● Consigne a: Relève tous les noms de pays qui figurent dans le texte sur la guerre en Afghanistan, dans leur ordre d'apparition.

● Texte présenté:
────

Il y a aussi l’argument du terrorisme qui est martelé à l’opinion. Après le désastre militaire, la campagne s’oriente désormais vers " l’aggravation de la menace terroriste" du fait de la victoire des Talibans. 20 ans de guerre n’auront pas suffi à montrer que l’Afghanistan menait une guerre nationale, comme pour les précédentes contre le Royaume Uni puis l’URSS. Ben Laden et Al Qaida ont été les raisons avancées au départ. Y avait-il un seul Afghan dans les avions qui ont attaqué les tours le 11 septembre ? Finalement Ben Laden sera tué au Pakistan. On découvrira, si c’est lui, un vieillard malade, isolé et inoffensif qu’on s’empressera d’enterrer... dans la mer. Les Etasuniens ont-ils pour autant quitté l’Afghanistan ? Puis ce fut l’Irak. Y avait-il , là aussi, un seul irakien dans les avions du 11 septembre ? Peu importe, ce fut alors le mensonge des armes de destruction massive. Le résultat , 500 000 morts irakiens, qu’on ne cite évidemment jamais, et un pays détruit. Le mensonge est même reconnu, mais sans plus. On passe ensuite à autre chose. Qui jugera les bourreaux puisqu’ils sont en même temps les juges ? Tout le Machrek entrainé dans les horreurs de guerres civiles sans fin. Puis la Libye. Et maintenant le Maghreb ?

────

● Consigne b: Dans les enregistrements, renomme "ring-bulb" en "ring-lamp" sur les lignes commençant à celle qui contient "ring-bulb <box>452 787 479 814</box>" et finissant à celle qui contient "chevron-right-icon[interactable] <box>26 805", puis redonne ces lignes.

● Enregistrements utilisés:
────

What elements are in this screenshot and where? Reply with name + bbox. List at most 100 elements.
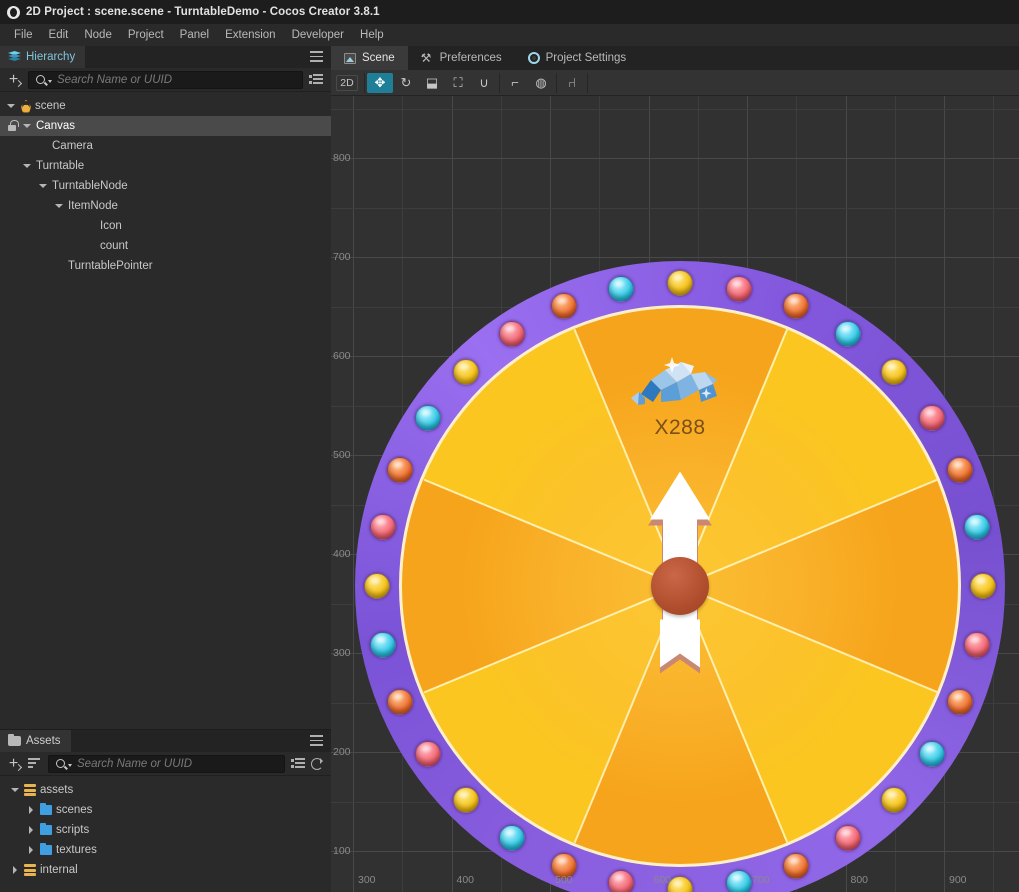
ring-bulb <box>452 787 479 814</box>
tree-item-turntable[interactable]: Turntable <box>0 156 331 176</box>
ring-bulb <box>387 688 414 715</box>
gear-icon <box>527 52 540 64</box>
ring-bulb <box>364 573 390 599</box>
tree-item-turntablenode[interactable]: TurntableNode <box>0 176 331 196</box>
move-icon: ✥ <box>374 75 386 90</box>
tree-item-internal[interactable]: internal <box>0 860 331 880</box>
folder-icon <box>40 802 52 815</box>
chevron-right-icon[interactable] <box>10 865 20 875</box>
menu-node[interactable]: Node <box>76 27 120 43</box>
chevron-right-icon[interactable] <box>26 805 36 815</box>
hierarchy-menu-icon[interactable] <box>310 51 323 62</box>
folder-icon <box>8 734 21 746</box>
magnet-tool-button[interactable]: ∪ <box>471 73 497 93</box>
menu-edit[interactable]: Edit <box>41 27 77 43</box>
lock-icon[interactable] <box>6 120 19 132</box>
tree-item-scene[interactable]: scene <box>0 96 331 116</box>
cocos-logo-icon <box>7 5 20 19</box>
main-tabbar: Scene ⚒ Preferences Project Settings <box>331 46 1019 70</box>
tree-item-label: TurntableNode <box>52 180 128 192</box>
ring-bulb <box>881 358 908 385</box>
tab-assets[interactable]: Assets <box>0 730 71 752</box>
tree-item-itemnode[interactable]: ItemNode <box>0 196 331 216</box>
scale-tool-button[interactable]: ⬓ <box>419 73 445 93</box>
item-node[interactable]: X288 <box>595 346 765 440</box>
chevron-down-icon[interactable] <box>54 201 64 211</box>
tree-item-camera[interactable]: Camera <box>0 136 331 156</box>
chevron-down-icon[interactable] <box>6 101 16 111</box>
wrench-icon: ⚒ <box>420 51 432 65</box>
menu-panel[interactable]: Panel <box>172 27 217 43</box>
tree-item-turntablepointer[interactable]: TurntablePointer <box>0 256 331 276</box>
search-icon <box>56 759 65 768</box>
tree-item-canvas[interactable]: Canvas <box>0 116 331 136</box>
hierarchy-search-placeholder: Search Name or UUID <box>57 73 173 86</box>
chevron-down-icon[interactable] <box>10 785 20 795</box>
add-node-icon[interactable]: + <box>5 71 22 88</box>
tab-scene[interactable]: Scene <box>331 46 408 70</box>
tab-label: Scene <box>362 52 395 64</box>
tree-item-label: ItemNode <box>68 200 118 212</box>
tree-item-label: count <box>100 240 129 252</box>
scene-file-icon <box>20 100 31 113</box>
layers-icon <box>8 51 21 63</box>
gizmo-world-button[interactable]: ◍ <box>528 73 554 93</box>
menu-project[interactable]: Project <box>120 27 172 43</box>
tree-item-count[interactable]: count <box>0 236 331 256</box>
chevron-down-icon[interactable] <box>22 121 32 131</box>
scene-toolbar: 2D ✥ ↻ ⬓ ⛶ ∪ ⌐ ◍ ⑁ <box>331 70 1019 96</box>
ruler-y-label: 700 <box>333 251 351 263</box>
ring-bulb <box>415 404 442 431</box>
gizmo-local-button[interactable]: ⌐ <box>502 73 528 93</box>
ruler-x-label: 900 <box>949 874 967 886</box>
turntable-node[interactable]: X288 <box>352 258 1008 892</box>
assets-search-input[interactable]: Search Name or UUID <box>48 754 285 773</box>
ruler-x-label: 500 <box>555 874 573 886</box>
tree-item-textures[interactable]: textures <box>0 840 331 860</box>
ring-bulb <box>918 404 945 431</box>
tab-project-settings[interactable]: Project Settings <box>514 46 640 70</box>
menu-file[interactable]: File <box>6 27 41 43</box>
pivot-icon: ⌐ <box>511 75 519 90</box>
tab-hierarchy-label: Hierarchy <box>26 51 76 63</box>
assets-menu-icon[interactable] <box>310 735 323 746</box>
list-options-icon[interactable] <box>291 758 305 769</box>
toggle-2d-button[interactable]: 2D <box>336 74 358 91</box>
chevron-down-icon[interactable] <box>38 181 48 191</box>
ring-bulb <box>964 513 991 540</box>
ring-bulb <box>498 824 525 851</box>
menu-developer[interactable]: Developer <box>284 27 352 43</box>
list-options-icon[interactable] <box>309 74 323 85</box>
chevron-right-icon[interactable] <box>26 845 36 855</box>
tree-item-assets[interactable]: assets <box>0 780 331 800</box>
rotate-tool-button[interactable]: ↻ <box>393 73 419 93</box>
refresh-icon[interactable] <box>311 757 323 770</box>
assets-panel: Assets + Search Name or UUID assets scene… <box>0 729 331 892</box>
menu-extension[interactable]: Extension <box>217 27 284 43</box>
ring-bulb <box>946 457 973 484</box>
menu-help[interactable]: Help <box>352 27 392 43</box>
tab-label: Project Settings <box>545 52 627 64</box>
assets-search-row: + Search Name or UUID <box>0 752 331 776</box>
assets-search-placeholder: Search Name or UUID <box>77 757 193 770</box>
scale-icon: ⬓ <box>425 75 439 90</box>
tab-hierarchy[interactable]: Hierarchy <box>0 46 86 68</box>
tree-item-icon[interactable]: Icon <box>0 216 331 236</box>
move-tool-button[interactable]: ✥ <box>367 72 393 93</box>
add-asset-icon[interactable]: + <box>5 755 22 772</box>
rect-tool-button[interactable]: ⛶ <box>445 73 471 93</box>
hierarchy-search-input[interactable]: Search Name or UUID <box>28 70 303 89</box>
chevron-right-icon[interactable] <box>26 825 36 835</box>
ruler-y-label: 500 <box>333 449 351 461</box>
sort-icon[interactable] <box>28 758 42 769</box>
tree-item-scenes[interactable]: scenes <box>0 800 331 820</box>
chevron-down-icon[interactable] <box>22 161 32 171</box>
tree-item-label: scene <box>35 100 66 112</box>
globe-icon: ◍ <box>535 75 547 90</box>
layers-dropdown[interactable]: ⑁ <box>559 73 585 93</box>
scene-viewport[interactable]: X288 300 400 500 600 700 800 900 800 700 600 <box>331 96 1019 892</box>
database-icon <box>24 784 36 796</box>
tab-preferences[interactable]: ⚒ Preferences <box>407 46 515 70</box>
item-count-label: X288 <box>654 416 706 439</box>
tree-item-scripts[interactable]: scripts <box>0 820 331 840</box>
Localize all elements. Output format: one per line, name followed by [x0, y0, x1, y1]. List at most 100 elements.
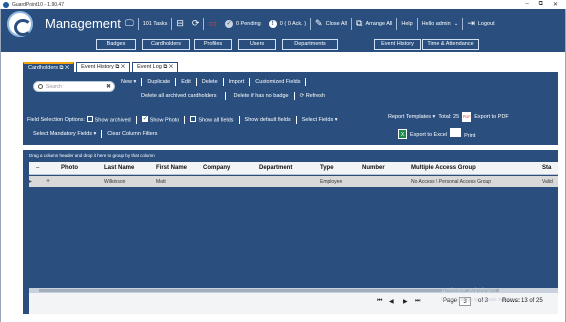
col-first-name[interactable]: First Name: [156, 165, 187, 171]
col-number[interactable]: Number: [362, 165, 385, 171]
col-last-name[interactable]: Last Name: [104, 165, 134, 171]
print-button[interactable]: Print: [450, 128, 475, 139]
tab-event-log[interactable]: Event Log ⧉ ✕: [132, 62, 179, 72]
grid-header: – Photo Last Name First Name Company Dep…: [29, 162, 558, 175]
select-mandatory-fields-dropdown[interactable]: Select Mandatory Fields ▾: [33, 131, 96, 137]
module-nav: Badges Cardholders Profiles Users Depart…: [1, 38, 565, 52]
popout-icon[interactable]: ⧉: [163, 64, 167, 70]
ack-button[interactable]: ! 0 ( 0 Ack. ): [265, 19, 310, 28]
tasks-button[interactable]: 🖵: [121, 19, 138, 28]
nav-event-history[interactable]: Event History: [374, 39, 421, 50]
nav-badges[interactable]: Badges: [96, 39, 136, 50]
popout-icon[interactable]: ⧉: [115, 64, 119, 70]
edit-button[interactable]: Edit: [181, 79, 190, 85]
refresh-icon: ⟳: [191, 18, 200, 28]
app-icon: [3, 1, 9, 8]
show-all-fields-checkbox[interactable]: Show all fields: [190, 115, 234, 123]
delete-archived-button[interactable]: Delete all archived cardholders: [141, 93, 217, 99]
top-bar: Management 🖵 101 Tasks ⊟ ⟳ ▭ ✓ 0 Pending…: [1, 9, 565, 38]
nav-users[interactable]: Users: [238, 39, 276, 50]
col-company[interactable]: Company: [203, 165, 230, 171]
cell-last-name: Wilkinson: [104, 179, 126, 185]
field-selection-label: Field Selection Options:: [27, 117, 86, 123]
col-type[interactable]: Type: [320, 165, 334, 171]
window-title: GuardPoint10 - 1.90.47: [12, 1, 64, 8]
layout-icon: ⊟: [176, 18, 184, 28]
logout-button[interactable]: ⇥ Logout: [463, 19, 498, 28]
logo-icon: [7, 11, 33, 37]
tab-cardholders[interactable]: Cardholders ⧉ ✕: [23, 62, 75, 72]
row-indicator-icon: ▸: [29, 179, 33, 185]
cell-first-name: Matt: [156, 179, 166, 185]
close-all-button[interactable]: ✎ Close All: [311, 19, 351, 28]
customized-fields-button[interactable]: Customized Fields: [255, 79, 300, 85]
alarm-button[interactable]: ▭: [204, 19, 221, 28]
pending-button[interactable]: ✓ 0 Pending: [221, 19, 265, 28]
group-by-hint: Drag a column header and drop it here to…: [29, 153, 155, 158]
close-all-icon: ✎: [315, 18, 323, 28]
alert-icon: !: [268, 19, 277, 28]
close-tab-icon[interactable]: ✕: [121, 64, 125, 70]
cell-access-group: No Access \ Personal Access Group: [411, 179, 492, 185]
search-input[interactable]: Search ✖: [33, 81, 115, 92]
nav-profiles[interactable]: Profiles: [194, 39, 232, 50]
show-archived-checkbox[interactable]: Show archived: [86, 115, 131, 123]
search-icon: [38, 84, 43, 89]
row-collapse-icon[interactable]: –: [36, 165, 39, 171]
nav-cardholders[interactable]: Cardholders: [142, 39, 190, 50]
first-page-icon[interactable]: ⏮: [377, 298, 382, 305]
grid-empty-area: [29, 187, 558, 287]
export-excel-button[interactable]: X Export to Excel: [398, 128, 447, 139]
user-menu[interactable]: Hello admin ⌄: [418, 21, 463, 27]
minimize-button[interactable]: –: [525, 1, 528, 8]
duplicate-button[interactable]: Duplicate: [147, 79, 170, 85]
delete-button[interactable]: Delete: [202, 79, 218, 85]
activate-windows-watermark: Activate Windows: [441, 288, 497, 295]
last-page-icon[interactable]: ⏭: [415, 298, 420, 305]
clear-column-filters-button[interactable]: Clear Column Filters: [107, 131, 157, 137]
nav-time-attendance[interactable]: Time & Attendance: [422, 39, 479, 50]
report-templates-dropdown[interactable]: Report Templates ▾: [388, 114, 435, 120]
show-photo-checkbox[interactable]: Show Photo: [141, 115, 179, 123]
prev-page-icon[interactable]: ◀: [389, 298, 394, 305]
col-department[interactable]: Department: [259, 165, 292, 171]
logout-icon: ⇥: [467, 18, 475, 28]
col-multiple-access-group[interactable]: Multiple Access Group: [411, 165, 476, 171]
help-link[interactable]: Help: [397, 21, 416, 27]
select-fields-dropdown[interactable]: Select Fields ▾: [302, 117, 338, 123]
delete-no-badge-button[interactable]: Delete if has no badge: [234, 93, 289, 99]
col-photo[interactable]: Photo: [61, 165, 78, 171]
close-tab-icon[interactable]: ✕: [169, 64, 173, 70]
col-status[interactable]: Sta: [542, 165, 551, 171]
expand-row-icon[interactable]: +: [46, 178, 50, 185]
cell-type: Employee: [320, 179, 343, 185]
new-button[interactable]: New ▾: [121, 79, 136, 85]
refresh-icon: ⟳: [299, 93, 305, 99]
export-pdf-button[interactable]: PDF Export to PDF: [462, 112, 509, 122]
close-tab-icon[interactable]: ✕: [65, 65, 69, 71]
arrange-icon: ⧉: [356, 18, 363, 28]
table-row[interactable]: ▸ + Wilkinson Matt Employee No Access \ …: [29, 176, 558, 187]
clear-search-icon[interactable]: ✖: [106, 83, 111, 90]
nav-departments[interactable]: Departments: [282, 39, 338, 50]
printer-icon: [450, 128, 462, 137]
show-default-fields-button[interactable]: Show default fields: [245, 117, 291, 123]
arrange-all-button[interactable]: ⧉ Arrange All: [352, 19, 396, 28]
close-window-button[interactable]: ✕: [553, 1, 558, 8]
next-page-icon[interactable]: ▶: [403, 298, 408, 305]
restore-button[interactable]: ⧉: [539, 1, 543, 8]
document-tabs: Cardholders ⧉ ✕ Event History ⧉ ✕ Event …: [23, 62, 179, 72]
tab-event-history[interactable]: Event History ⧉ ✕: [76, 62, 131, 72]
popout-icon[interactable]: ⧉: [60, 65, 64, 71]
layout-button[interactable]: ⊟: [172, 19, 188, 28]
pdf-icon: PDF: [462, 112, 472, 122]
total-count: Total: 25: [438, 114, 460, 120]
tasks-count[interactable]: 101 Tasks: [139, 21, 172, 27]
alarm-icon: ▭: [208, 18, 217, 28]
import-button[interactable]: Import: [229, 79, 245, 85]
scrollbar-thumb[interactable]: [39, 289, 499, 292]
refresh-button[interactable]: ⟳ Refresh: [300, 93, 325, 99]
field-options-panel: Field Selection Options: Show archived S…: [23, 107, 558, 145]
chevron-down-icon: ⌄: [453, 20, 459, 27]
refresh-top-button[interactable]: ⟳: [188, 19, 204, 28]
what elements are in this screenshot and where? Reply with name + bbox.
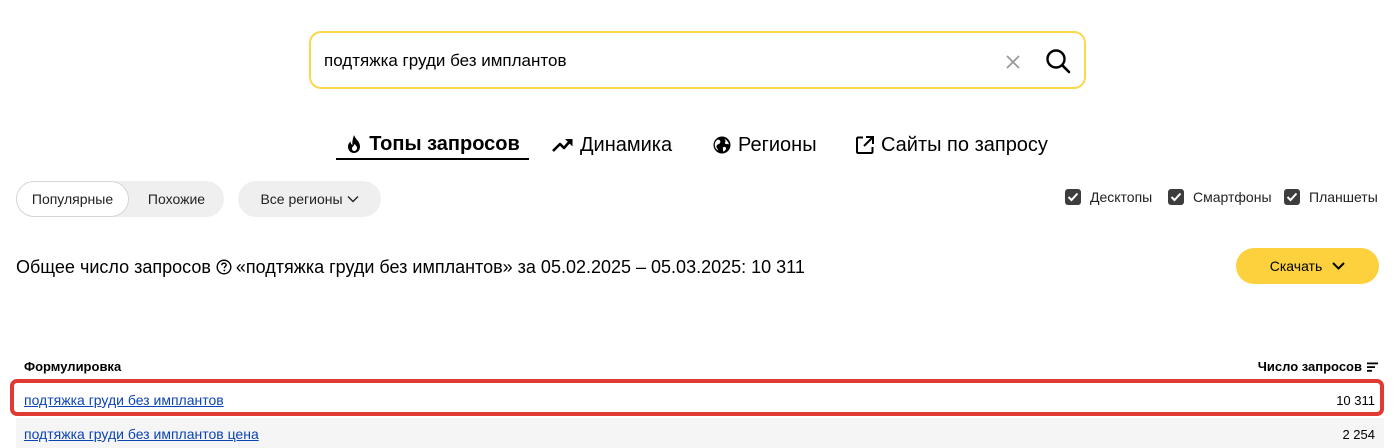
download-label: Скачать: [1269, 258, 1323, 274]
popular-option[interactable]: Популярные: [16, 181, 129, 217]
query-type-toggle: Популярные Похожие: [16, 181, 224, 217]
sort-icon: [1367, 362, 1378, 372]
clear-icon[interactable]: [1003, 52, 1023, 72]
column-header-count-label: Число запросов: [1257, 359, 1362, 374]
globe-icon: [713, 136, 731, 154]
tab-sites[interactable]: Сайты по запросу: [855, 130, 1048, 160]
tab-label: Топы запросов: [369, 132, 520, 155]
tablet-checkbox[interactable]: Планшеты: [1284, 189, 1378, 205]
fire-icon: [348, 135, 361, 153]
checkbox-label: Смартфоны: [1193, 189, 1272, 205]
tab-label: Динамика: [580, 133, 673, 156]
checkbox-checked-icon: [1168, 189, 1184, 205]
external-link-icon: [856, 136, 874, 154]
smartphone-checkbox[interactable]: Смартфоны: [1168, 189, 1272, 205]
phrase-link[interactable]: подтяжка груди без имплантов: [24, 392, 224, 408]
tab-label: Сайты по запросу: [881, 133, 1048, 156]
checkbox-checked-icon: [1284, 189, 1300, 205]
total-summary: Общее число запросов «подтяжка груди без…: [16, 256, 805, 278]
tab-regions[interactable]: Регионы: [712, 130, 817, 160]
table-row: подтяжка груди без имплантов 10 311: [16, 384, 1384, 416]
similar-option[interactable]: Похожие: [129, 181, 224, 217]
column-header-phrase: Формулировка: [24, 359, 122, 374]
search-icon[interactable]: [1044, 47, 1072, 75]
search-input[interactable]: [324, 46, 984, 76]
download-button[interactable]: Скачать: [1236, 248, 1379, 284]
tab-top-queries[interactable]: Топы запросов: [336, 130, 529, 160]
search-box: [309, 31, 1086, 89]
desktop-checkbox[interactable]: Десктопы: [1065, 189, 1152, 205]
regions-dropdown[interactable]: Все регионы: [238, 181, 381, 217]
checkbox-label: Десктопы: [1090, 189, 1153, 205]
query-count: 2 254: [1342, 426, 1375, 442]
tab-label: Регионы: [738, 133, 817, 156]
regions-label: Все регионы: [260, 191, 343, 207]
chevron-down-icon: [347, 196, 359, 203]
checkbox-label: Планшеты: [1309, 189, 1378, 205]
total-text: «подтяжка груди без имплантов» за 05.02.…: [235, 256, 805, 277]
phrase-link[interactable]: подтяжка груди без имплантов цена: [24, 426, 259, 442]
checkbox-checked-icon: [1065, 189, 1081, 205]
total-prefix: Общее число запросов: [16, 256, 211, 277]
chevron-down-icon: [1332, 262, 1345, 270]
column-header-count[interactable]: Число запросов: [1258, 359, 1378, 374]
help-icon[interactable]: [216, 259, 232, 275]
tab-dynamics[interactable]: Динамика: [552, 130, 672, 160]
query-count: 10 311: [1336, 392, 1375, 408]
trend-icon: [552, 139, 573, 152]
table-row: подтяжка груди без имплантов цена 2 254: [16, 418, 1384, 448]
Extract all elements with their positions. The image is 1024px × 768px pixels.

────

● Réponse a: Afghanistan, Royaume Uni, URSS, Pakistan, Irak, Libye

● Réponse b:
ring-lamp <box>452 787 479 814</box>
tree-item-turntable[interactable]: Turntable <box>0 156 331 176</box>
ring-lamp <box>387 688 414 715</box>
gear-icon <box>527 52 540 64</box>
ring-lamp <box>364 573 390 599</box>
tree-item-turntablenode[interactable]: TurntableNode <box>0 176 331 196</box>
move-icon: ✥ <box>374 75 386 90</box>
tree-item-internal[interactable]: internal <box>0 860 331 880</box>
folder-icon <box>40 802 52 815</box>
chevron-right-icon[interactable] <box>10 865 20 875</box>
menu-node[interactable]: Node <box>76 27 120 43</box>
chevron-right-icon[interactable] <box>26 805 36 815</box>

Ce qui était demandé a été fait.